— start of SOURCE DATA —

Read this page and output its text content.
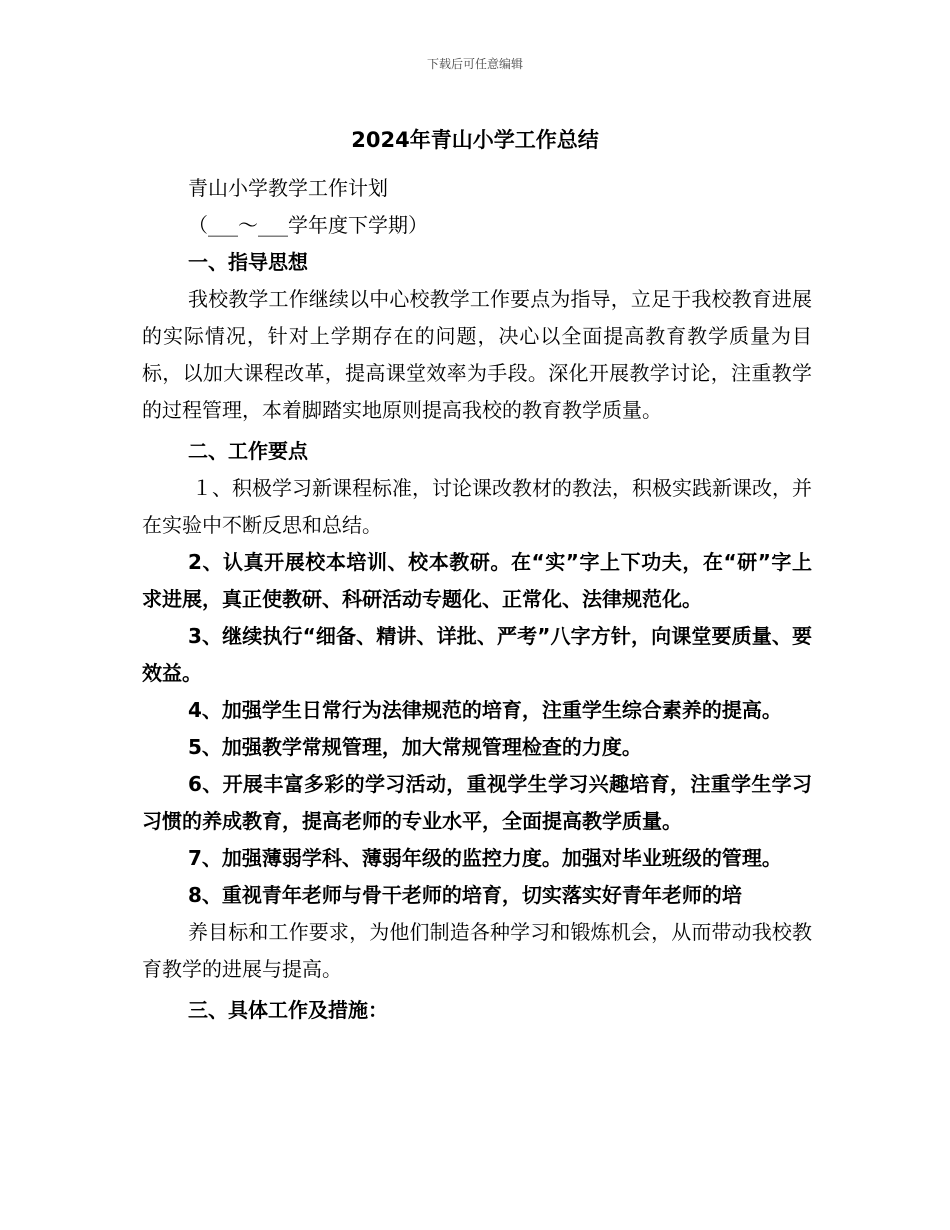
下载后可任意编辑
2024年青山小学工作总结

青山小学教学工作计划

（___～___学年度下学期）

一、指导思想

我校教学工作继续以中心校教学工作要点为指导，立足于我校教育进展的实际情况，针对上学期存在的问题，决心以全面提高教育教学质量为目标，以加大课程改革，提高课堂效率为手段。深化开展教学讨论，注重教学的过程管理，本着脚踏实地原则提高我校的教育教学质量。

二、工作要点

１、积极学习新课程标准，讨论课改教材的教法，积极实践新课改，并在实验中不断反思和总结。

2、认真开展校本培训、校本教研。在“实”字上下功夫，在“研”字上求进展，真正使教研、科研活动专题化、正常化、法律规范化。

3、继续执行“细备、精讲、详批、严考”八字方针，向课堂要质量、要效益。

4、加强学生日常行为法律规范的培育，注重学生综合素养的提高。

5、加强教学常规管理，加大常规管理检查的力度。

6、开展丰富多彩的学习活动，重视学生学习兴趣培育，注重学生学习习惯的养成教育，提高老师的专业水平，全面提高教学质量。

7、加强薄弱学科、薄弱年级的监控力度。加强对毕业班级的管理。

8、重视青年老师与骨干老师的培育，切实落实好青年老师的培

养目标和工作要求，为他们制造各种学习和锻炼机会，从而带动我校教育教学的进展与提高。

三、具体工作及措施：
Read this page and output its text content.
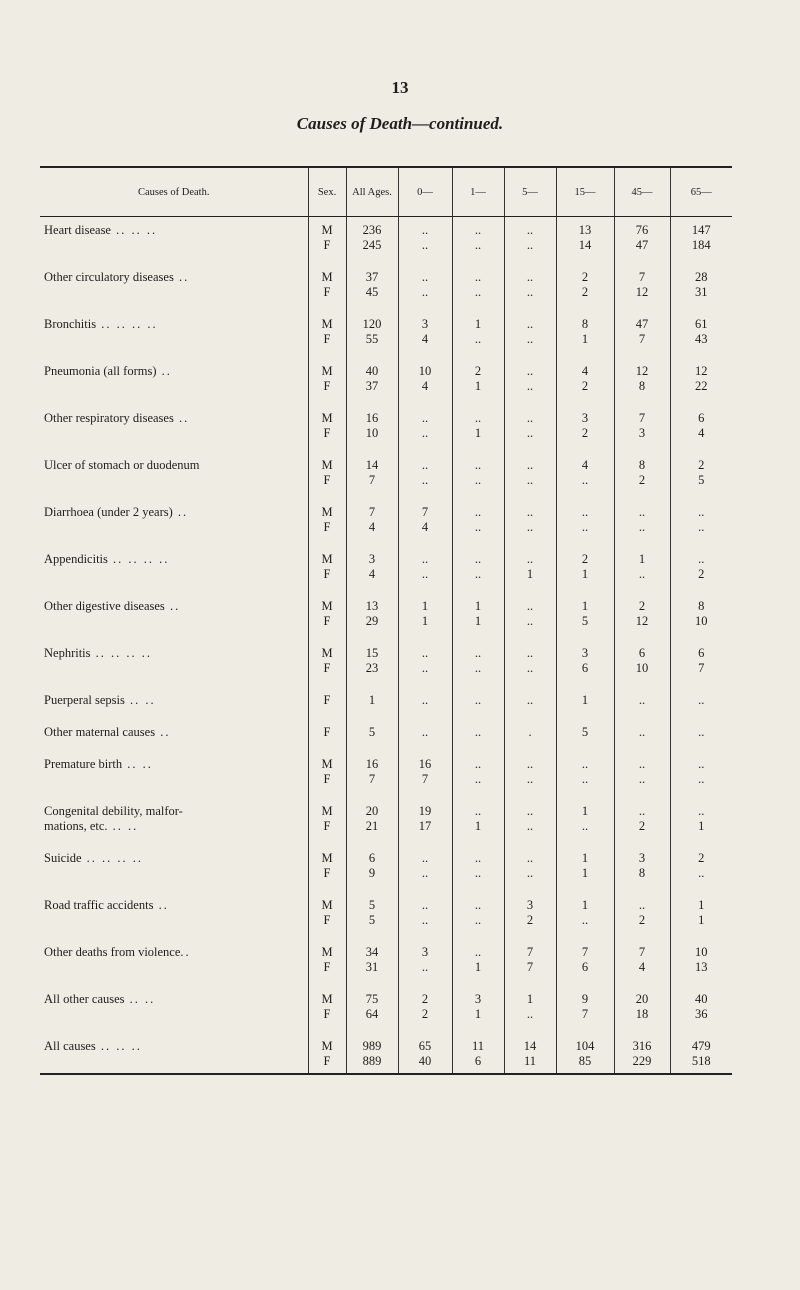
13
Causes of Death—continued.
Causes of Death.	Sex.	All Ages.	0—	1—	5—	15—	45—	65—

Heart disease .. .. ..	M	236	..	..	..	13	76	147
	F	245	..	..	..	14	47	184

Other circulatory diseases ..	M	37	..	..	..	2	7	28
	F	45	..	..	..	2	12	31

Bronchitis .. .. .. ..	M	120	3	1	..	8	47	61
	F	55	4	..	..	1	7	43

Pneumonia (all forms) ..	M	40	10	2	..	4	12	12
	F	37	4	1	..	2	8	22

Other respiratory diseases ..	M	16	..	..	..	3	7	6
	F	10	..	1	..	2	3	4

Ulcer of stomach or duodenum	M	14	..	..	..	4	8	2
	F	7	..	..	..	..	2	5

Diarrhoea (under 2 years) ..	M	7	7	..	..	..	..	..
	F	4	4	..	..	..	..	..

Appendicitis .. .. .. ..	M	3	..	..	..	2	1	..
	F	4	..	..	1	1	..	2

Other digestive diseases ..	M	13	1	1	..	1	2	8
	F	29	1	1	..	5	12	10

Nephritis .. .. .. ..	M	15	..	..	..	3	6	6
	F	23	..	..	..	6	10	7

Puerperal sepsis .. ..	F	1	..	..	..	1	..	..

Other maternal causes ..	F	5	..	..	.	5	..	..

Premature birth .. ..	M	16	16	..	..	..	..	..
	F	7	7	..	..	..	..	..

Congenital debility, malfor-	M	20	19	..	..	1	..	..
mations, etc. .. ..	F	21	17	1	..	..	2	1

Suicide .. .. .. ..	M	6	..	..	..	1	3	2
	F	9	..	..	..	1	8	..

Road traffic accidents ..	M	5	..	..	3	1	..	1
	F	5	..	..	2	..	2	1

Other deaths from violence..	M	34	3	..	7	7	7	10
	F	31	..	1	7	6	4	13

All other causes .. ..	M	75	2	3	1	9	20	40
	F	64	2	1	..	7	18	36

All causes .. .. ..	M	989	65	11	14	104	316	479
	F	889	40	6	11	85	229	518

— end of SOURCE DATA —
— start of SOURCE DATA —

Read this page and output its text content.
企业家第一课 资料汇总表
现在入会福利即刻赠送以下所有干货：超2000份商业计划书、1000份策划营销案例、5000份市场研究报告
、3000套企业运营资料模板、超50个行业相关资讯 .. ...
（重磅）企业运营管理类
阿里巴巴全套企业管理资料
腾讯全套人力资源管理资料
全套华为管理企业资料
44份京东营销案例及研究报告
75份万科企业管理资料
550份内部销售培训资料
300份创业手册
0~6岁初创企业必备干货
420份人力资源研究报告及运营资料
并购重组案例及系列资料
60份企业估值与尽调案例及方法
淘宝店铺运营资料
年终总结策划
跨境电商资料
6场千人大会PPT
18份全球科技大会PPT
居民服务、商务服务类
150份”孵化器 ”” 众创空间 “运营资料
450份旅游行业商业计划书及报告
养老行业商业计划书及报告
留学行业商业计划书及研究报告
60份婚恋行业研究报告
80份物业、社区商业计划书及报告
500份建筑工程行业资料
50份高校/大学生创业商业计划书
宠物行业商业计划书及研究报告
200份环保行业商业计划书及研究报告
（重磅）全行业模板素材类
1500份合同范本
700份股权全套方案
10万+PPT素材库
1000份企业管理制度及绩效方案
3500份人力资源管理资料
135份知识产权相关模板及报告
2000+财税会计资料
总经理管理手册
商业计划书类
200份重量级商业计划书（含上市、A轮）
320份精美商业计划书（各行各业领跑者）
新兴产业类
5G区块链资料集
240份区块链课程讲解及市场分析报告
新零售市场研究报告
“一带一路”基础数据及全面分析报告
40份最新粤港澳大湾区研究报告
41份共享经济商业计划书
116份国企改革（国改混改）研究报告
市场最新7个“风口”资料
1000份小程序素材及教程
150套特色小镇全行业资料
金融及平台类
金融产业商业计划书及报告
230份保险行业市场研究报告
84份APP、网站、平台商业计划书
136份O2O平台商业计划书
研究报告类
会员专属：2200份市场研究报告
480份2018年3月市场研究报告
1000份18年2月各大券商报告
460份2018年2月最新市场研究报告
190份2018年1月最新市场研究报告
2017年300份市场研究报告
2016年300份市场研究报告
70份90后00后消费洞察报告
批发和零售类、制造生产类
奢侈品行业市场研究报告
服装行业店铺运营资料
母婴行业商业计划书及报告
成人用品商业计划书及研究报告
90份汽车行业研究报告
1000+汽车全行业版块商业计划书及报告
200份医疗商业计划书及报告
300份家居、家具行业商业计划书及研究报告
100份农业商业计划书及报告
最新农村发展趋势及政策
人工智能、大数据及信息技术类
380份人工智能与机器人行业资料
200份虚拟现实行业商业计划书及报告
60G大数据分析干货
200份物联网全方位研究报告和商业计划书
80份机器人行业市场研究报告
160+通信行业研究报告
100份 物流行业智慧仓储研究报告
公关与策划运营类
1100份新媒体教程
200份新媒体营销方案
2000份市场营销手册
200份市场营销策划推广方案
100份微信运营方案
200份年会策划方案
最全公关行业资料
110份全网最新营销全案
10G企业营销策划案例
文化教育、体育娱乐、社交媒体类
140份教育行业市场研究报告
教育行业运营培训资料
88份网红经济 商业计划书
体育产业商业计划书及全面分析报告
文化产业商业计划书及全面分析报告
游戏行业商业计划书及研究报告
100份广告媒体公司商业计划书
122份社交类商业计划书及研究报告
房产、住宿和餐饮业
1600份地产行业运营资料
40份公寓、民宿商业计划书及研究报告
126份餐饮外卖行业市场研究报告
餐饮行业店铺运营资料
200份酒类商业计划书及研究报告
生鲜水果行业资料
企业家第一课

— end of SOURCE DATA —
— start of SOURCE DATA —

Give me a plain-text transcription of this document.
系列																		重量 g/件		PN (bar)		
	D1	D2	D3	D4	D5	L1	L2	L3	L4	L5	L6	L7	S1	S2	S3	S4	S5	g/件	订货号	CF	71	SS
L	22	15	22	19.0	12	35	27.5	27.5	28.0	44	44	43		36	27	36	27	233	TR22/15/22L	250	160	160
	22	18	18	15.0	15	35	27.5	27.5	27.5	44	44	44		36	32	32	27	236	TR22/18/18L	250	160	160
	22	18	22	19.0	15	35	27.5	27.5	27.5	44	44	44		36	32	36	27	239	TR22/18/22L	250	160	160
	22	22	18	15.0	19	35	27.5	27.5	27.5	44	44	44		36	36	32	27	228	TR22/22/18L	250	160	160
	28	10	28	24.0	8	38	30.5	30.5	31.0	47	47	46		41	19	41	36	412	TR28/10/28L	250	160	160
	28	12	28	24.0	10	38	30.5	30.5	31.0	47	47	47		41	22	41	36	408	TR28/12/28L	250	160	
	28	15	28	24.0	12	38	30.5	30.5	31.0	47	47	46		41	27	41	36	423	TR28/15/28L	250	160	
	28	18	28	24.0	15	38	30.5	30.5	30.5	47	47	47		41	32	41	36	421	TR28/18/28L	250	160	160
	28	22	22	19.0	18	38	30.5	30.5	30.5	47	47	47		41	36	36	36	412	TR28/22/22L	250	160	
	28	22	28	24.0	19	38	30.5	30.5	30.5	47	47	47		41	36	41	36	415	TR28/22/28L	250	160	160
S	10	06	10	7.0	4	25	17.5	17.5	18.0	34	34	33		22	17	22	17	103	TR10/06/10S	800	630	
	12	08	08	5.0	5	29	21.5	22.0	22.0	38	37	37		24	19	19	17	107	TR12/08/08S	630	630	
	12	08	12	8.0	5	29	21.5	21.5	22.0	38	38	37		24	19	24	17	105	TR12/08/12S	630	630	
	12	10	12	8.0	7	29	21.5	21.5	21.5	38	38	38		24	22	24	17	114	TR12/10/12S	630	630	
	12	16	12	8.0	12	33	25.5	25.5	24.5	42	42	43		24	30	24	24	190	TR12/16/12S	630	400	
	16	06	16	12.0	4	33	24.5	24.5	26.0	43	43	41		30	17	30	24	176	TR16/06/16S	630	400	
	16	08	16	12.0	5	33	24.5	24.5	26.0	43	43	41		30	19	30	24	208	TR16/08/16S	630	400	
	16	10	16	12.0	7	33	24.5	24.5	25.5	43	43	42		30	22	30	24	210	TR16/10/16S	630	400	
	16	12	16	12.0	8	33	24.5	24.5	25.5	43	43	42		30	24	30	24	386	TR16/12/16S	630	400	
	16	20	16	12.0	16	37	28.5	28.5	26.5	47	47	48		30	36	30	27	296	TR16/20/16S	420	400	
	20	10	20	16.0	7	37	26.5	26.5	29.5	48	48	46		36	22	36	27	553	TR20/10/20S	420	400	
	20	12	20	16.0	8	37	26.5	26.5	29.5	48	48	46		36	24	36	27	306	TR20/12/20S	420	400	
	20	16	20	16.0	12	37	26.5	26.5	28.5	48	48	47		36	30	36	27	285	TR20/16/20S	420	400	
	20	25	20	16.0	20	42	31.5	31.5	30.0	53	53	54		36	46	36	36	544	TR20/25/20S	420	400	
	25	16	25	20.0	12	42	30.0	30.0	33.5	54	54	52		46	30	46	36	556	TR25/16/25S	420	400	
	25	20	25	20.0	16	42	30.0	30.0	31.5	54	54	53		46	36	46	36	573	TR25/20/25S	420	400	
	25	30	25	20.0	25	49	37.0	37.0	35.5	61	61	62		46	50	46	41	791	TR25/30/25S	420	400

— end of SOURCE DATA —

INSTRUCTIONS FOR THE TASK -> Lines containing "diseases" are to be counted. State the total and add nothing.

FINAL ANSWER -> 3